= EXERCISE BRIEF =
Only the number is wanted: how many lines contain "What"?

= MATERIAL PROVIDED =
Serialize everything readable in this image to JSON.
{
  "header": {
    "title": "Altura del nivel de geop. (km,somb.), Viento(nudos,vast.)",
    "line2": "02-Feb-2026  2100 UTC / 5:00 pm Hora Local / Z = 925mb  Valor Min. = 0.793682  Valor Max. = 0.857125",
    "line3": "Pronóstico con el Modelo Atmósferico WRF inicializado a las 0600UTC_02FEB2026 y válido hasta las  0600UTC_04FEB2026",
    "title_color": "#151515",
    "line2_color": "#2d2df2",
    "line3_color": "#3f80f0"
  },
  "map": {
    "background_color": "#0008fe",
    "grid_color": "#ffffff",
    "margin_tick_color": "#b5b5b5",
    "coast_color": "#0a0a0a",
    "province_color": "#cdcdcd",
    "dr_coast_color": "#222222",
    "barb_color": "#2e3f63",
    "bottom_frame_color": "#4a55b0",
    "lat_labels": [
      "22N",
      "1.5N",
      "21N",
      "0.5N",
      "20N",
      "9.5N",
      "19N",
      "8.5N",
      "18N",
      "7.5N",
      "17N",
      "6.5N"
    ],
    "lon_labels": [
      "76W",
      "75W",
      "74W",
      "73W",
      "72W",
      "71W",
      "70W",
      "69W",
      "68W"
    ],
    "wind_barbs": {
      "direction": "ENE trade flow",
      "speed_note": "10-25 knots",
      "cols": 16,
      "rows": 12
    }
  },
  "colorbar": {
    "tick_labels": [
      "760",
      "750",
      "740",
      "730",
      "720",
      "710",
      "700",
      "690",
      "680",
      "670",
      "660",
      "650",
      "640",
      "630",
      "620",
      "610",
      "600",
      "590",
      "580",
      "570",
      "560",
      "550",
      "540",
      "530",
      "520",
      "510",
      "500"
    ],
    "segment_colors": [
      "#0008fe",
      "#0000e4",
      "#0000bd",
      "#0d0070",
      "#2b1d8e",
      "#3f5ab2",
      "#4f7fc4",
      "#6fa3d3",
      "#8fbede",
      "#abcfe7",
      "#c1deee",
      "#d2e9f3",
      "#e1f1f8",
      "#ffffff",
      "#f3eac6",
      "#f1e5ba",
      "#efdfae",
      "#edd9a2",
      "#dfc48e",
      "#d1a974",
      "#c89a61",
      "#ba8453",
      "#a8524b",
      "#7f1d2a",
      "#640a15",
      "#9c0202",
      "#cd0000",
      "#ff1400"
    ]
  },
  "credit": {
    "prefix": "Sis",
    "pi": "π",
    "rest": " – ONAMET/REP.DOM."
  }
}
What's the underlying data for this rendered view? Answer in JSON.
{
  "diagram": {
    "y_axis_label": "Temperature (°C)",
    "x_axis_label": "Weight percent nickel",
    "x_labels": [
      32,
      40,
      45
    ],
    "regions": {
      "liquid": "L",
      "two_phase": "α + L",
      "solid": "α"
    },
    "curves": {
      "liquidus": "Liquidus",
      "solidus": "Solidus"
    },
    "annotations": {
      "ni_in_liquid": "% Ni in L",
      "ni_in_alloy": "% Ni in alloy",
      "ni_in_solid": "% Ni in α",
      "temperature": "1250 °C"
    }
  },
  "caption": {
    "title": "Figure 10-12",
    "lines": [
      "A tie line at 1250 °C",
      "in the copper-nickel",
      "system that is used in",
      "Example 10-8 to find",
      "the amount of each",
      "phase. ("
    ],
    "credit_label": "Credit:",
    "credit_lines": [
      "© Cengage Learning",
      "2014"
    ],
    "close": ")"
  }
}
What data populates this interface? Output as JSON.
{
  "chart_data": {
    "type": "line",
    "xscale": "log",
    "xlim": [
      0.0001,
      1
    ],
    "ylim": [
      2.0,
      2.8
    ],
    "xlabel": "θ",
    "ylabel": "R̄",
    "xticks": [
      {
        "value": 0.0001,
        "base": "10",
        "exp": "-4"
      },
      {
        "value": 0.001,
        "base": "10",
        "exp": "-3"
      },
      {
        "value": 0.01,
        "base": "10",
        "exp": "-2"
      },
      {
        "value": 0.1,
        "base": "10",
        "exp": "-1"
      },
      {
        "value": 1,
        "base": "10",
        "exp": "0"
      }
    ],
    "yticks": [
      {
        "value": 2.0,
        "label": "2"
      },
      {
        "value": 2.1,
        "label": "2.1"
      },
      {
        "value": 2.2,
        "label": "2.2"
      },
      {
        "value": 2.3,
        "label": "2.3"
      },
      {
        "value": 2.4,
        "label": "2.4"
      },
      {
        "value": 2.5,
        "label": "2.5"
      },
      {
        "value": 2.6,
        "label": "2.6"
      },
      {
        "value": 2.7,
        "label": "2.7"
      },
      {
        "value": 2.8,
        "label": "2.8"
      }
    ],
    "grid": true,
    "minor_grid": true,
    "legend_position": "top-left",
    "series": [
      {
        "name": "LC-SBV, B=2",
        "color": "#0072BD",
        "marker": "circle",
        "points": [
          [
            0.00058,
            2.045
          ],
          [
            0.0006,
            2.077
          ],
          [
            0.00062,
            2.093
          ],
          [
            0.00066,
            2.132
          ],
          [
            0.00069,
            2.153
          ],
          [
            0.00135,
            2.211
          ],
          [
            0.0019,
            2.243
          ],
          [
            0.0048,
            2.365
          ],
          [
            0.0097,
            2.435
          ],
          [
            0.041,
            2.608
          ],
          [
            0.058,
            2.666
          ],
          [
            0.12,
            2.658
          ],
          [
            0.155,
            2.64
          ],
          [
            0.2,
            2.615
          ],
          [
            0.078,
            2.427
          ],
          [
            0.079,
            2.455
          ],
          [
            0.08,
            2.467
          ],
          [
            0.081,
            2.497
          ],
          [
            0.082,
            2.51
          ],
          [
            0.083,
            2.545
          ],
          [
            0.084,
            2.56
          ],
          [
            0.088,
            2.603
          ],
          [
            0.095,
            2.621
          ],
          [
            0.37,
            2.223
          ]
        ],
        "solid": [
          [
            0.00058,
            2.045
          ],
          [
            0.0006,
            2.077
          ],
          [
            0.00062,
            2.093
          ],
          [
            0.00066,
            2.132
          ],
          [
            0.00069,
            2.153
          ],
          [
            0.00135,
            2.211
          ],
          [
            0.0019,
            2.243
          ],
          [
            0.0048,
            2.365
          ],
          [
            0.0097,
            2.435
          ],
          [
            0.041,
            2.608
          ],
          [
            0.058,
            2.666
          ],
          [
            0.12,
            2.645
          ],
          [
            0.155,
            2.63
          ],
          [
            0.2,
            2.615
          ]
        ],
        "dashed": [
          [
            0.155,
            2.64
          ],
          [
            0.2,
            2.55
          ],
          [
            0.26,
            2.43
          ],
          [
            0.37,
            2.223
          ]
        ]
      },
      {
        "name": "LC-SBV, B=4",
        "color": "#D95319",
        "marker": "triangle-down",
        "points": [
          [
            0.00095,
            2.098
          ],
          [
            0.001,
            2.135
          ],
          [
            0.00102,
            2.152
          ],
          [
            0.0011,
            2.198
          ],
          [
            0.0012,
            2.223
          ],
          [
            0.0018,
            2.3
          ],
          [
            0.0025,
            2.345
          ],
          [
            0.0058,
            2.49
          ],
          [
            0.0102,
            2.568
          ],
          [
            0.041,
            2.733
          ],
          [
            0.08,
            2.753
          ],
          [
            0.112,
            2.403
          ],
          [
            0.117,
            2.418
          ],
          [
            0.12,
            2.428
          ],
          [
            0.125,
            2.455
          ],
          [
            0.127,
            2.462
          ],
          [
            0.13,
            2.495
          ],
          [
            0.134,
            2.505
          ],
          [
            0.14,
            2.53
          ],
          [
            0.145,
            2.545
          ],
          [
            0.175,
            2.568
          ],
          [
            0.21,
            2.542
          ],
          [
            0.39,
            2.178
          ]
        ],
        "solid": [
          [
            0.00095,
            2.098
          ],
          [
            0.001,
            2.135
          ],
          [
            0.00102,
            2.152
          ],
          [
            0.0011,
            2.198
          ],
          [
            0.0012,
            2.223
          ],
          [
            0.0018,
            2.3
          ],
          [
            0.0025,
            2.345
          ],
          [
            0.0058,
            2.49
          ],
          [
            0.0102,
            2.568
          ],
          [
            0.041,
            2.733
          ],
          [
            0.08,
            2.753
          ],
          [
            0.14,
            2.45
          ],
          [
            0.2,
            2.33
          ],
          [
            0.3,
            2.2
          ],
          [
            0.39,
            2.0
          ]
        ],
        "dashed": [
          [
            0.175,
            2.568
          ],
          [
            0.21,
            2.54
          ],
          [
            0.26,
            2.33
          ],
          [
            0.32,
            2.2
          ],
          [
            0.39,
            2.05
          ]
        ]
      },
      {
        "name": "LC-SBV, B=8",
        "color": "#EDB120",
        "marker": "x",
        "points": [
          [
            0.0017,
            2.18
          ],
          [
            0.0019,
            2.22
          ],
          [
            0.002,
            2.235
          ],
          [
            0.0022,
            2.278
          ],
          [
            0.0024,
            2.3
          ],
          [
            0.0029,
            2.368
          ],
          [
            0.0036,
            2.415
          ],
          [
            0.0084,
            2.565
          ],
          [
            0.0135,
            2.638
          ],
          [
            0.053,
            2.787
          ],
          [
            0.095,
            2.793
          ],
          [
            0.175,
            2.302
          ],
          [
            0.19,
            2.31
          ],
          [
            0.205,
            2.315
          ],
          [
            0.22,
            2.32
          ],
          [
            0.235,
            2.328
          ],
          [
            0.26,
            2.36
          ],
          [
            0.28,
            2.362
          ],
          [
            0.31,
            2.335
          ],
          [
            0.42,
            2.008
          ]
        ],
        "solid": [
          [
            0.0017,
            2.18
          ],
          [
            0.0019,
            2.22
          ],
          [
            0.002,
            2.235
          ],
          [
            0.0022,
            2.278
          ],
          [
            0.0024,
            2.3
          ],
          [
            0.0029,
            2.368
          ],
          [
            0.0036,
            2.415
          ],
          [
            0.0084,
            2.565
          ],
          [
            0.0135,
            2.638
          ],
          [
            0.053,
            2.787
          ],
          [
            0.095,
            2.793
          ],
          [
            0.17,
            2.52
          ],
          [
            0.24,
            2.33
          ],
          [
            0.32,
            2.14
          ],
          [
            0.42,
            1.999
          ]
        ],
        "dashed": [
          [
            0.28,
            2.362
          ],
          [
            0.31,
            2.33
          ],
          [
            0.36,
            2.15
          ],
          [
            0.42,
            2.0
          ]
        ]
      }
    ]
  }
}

= IN RESPONSE =
2